— PROBLEM DESCRIPTION —
Show every line in the records below that contains the word "Current".

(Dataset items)
↓
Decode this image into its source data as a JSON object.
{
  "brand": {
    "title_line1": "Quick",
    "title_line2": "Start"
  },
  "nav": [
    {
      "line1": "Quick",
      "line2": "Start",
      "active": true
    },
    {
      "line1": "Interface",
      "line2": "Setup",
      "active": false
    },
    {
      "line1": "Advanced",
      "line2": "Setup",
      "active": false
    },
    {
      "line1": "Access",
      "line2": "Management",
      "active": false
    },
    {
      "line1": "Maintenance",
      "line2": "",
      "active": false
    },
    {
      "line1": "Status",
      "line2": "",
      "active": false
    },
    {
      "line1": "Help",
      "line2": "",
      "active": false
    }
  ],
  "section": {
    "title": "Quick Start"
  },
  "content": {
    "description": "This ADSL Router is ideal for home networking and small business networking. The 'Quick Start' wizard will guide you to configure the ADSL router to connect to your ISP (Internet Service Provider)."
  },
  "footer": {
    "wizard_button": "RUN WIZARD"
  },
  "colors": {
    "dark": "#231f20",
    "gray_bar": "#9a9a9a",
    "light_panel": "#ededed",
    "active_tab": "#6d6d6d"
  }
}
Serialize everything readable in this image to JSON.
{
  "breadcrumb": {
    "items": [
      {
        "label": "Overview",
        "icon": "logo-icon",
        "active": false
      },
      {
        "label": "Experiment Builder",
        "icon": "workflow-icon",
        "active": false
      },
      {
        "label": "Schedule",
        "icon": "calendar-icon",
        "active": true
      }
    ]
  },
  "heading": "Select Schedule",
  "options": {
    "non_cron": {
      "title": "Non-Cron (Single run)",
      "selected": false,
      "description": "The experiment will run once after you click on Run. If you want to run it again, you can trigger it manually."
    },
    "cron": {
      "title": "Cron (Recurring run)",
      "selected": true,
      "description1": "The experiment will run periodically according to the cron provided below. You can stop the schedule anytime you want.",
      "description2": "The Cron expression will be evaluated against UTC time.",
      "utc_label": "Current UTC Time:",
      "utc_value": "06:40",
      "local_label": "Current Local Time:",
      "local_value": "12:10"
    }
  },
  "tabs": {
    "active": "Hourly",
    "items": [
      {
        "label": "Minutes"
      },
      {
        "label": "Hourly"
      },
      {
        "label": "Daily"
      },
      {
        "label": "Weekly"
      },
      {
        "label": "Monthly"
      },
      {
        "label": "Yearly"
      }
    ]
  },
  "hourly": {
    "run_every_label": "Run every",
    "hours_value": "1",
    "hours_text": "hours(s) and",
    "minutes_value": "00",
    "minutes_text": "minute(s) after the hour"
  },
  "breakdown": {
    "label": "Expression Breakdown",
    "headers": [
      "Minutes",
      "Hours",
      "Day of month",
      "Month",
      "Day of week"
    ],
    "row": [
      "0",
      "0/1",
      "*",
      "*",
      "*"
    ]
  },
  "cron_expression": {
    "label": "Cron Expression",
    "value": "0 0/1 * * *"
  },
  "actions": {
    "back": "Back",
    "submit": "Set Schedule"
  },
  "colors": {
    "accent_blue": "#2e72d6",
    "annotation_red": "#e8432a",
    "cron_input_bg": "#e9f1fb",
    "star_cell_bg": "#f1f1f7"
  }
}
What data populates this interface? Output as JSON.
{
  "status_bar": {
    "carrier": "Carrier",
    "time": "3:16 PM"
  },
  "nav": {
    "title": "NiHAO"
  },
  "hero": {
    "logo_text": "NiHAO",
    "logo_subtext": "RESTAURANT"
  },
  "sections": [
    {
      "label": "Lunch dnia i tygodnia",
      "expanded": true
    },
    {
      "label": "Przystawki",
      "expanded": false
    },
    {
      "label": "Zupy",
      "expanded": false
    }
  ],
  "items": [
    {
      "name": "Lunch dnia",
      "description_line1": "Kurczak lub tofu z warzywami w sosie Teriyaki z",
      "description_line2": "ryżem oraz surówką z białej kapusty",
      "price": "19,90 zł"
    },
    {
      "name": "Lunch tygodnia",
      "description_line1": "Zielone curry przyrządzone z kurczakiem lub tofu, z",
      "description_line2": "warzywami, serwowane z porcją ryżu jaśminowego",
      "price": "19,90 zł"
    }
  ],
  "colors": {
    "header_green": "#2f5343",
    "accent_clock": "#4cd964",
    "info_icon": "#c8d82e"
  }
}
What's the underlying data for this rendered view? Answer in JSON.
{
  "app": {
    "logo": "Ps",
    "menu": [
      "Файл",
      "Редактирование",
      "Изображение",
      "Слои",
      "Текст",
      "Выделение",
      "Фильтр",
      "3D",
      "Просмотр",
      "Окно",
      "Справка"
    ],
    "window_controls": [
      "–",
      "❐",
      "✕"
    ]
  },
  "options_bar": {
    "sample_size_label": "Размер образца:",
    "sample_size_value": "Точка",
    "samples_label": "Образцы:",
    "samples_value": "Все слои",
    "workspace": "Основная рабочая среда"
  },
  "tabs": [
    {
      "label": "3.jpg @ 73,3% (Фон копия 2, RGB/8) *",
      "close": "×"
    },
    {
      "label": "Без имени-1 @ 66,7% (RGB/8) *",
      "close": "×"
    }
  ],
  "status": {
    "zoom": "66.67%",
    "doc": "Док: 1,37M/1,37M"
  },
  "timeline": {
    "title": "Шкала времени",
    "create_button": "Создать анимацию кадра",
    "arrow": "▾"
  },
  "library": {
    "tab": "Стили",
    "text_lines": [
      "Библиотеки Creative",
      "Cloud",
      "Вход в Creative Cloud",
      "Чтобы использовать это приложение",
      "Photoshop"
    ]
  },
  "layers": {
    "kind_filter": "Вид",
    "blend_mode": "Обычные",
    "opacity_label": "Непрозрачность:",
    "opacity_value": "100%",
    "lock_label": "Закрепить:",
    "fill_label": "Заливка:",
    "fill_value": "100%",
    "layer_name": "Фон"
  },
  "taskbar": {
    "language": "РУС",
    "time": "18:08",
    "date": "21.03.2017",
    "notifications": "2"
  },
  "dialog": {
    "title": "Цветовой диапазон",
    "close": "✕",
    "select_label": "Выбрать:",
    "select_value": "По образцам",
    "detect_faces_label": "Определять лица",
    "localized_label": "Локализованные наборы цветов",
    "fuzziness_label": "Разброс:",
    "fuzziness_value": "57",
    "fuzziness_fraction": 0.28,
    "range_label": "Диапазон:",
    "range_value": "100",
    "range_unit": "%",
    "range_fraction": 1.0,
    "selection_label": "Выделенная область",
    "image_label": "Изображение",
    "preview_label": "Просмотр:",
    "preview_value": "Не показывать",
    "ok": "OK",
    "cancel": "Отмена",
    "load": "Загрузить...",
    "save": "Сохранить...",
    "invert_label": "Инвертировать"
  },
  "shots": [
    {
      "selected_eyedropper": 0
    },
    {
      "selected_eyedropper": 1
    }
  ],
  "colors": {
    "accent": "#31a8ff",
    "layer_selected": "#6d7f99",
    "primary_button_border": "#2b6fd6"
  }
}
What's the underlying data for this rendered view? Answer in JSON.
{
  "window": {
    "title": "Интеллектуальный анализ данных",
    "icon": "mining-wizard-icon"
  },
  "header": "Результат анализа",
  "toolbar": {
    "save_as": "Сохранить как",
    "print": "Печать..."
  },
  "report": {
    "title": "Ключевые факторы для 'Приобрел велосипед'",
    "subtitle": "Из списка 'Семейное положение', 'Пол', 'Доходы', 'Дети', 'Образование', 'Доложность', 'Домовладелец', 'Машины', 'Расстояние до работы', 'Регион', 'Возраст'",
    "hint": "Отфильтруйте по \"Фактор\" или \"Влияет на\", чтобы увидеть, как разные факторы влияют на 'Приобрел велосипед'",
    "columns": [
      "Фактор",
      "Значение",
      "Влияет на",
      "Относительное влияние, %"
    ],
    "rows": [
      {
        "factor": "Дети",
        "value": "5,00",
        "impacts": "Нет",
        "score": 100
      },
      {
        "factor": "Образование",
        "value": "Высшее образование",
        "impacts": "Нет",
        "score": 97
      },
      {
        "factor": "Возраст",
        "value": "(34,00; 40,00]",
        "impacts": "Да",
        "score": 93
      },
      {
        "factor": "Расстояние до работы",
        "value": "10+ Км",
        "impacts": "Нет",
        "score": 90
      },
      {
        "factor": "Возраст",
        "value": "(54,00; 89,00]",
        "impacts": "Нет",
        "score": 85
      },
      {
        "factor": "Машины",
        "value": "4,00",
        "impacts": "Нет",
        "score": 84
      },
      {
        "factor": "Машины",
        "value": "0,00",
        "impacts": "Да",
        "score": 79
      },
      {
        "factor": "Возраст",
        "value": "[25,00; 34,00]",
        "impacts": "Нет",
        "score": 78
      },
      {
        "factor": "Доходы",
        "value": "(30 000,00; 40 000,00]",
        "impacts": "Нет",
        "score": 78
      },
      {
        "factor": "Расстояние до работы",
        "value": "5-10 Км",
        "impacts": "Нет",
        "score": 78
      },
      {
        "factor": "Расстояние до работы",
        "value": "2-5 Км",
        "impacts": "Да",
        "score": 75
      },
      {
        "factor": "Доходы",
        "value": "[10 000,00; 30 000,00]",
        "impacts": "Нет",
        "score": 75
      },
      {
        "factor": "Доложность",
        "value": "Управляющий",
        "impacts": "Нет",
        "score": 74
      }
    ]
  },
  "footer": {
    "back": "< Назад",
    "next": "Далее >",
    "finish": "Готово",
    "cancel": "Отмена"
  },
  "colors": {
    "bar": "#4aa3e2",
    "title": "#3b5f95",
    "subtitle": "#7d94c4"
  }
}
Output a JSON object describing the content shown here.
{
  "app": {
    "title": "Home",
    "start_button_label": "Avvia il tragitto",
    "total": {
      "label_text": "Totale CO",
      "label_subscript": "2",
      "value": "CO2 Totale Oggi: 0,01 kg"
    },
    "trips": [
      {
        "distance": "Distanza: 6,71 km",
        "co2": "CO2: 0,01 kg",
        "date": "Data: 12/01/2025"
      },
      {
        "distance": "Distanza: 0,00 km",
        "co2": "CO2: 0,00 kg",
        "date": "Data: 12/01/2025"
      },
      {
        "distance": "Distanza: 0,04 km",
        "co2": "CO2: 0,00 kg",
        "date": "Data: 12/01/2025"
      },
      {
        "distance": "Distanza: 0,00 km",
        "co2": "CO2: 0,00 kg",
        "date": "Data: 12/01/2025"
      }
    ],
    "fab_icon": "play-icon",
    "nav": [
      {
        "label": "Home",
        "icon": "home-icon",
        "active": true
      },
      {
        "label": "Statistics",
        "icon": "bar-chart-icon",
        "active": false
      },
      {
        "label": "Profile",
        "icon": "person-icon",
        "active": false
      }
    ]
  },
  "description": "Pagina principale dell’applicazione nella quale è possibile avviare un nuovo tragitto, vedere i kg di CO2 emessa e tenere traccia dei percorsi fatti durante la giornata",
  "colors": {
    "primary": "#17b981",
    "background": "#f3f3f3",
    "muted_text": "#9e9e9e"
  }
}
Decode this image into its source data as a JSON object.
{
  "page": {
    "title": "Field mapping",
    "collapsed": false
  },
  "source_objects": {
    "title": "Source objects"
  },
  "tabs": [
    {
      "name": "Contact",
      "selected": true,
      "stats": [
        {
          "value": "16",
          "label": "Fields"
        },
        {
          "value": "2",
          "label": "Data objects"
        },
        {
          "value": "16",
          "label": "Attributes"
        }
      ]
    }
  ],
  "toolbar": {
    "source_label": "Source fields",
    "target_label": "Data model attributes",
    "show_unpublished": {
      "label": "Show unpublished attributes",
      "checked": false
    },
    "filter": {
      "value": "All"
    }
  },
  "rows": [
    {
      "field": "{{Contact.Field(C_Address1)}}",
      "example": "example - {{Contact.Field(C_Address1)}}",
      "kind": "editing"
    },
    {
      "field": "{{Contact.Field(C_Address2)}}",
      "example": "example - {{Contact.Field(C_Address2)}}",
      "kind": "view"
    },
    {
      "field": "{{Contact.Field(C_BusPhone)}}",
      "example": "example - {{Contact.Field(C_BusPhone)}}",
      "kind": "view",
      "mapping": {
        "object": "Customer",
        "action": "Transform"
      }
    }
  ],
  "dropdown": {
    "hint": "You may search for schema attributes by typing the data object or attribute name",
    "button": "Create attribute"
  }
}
↑
— ANSWER TO THE PROBLEM —
      "utc_label": "Current UTC Time:",
      "local_label": "Current Local Time:",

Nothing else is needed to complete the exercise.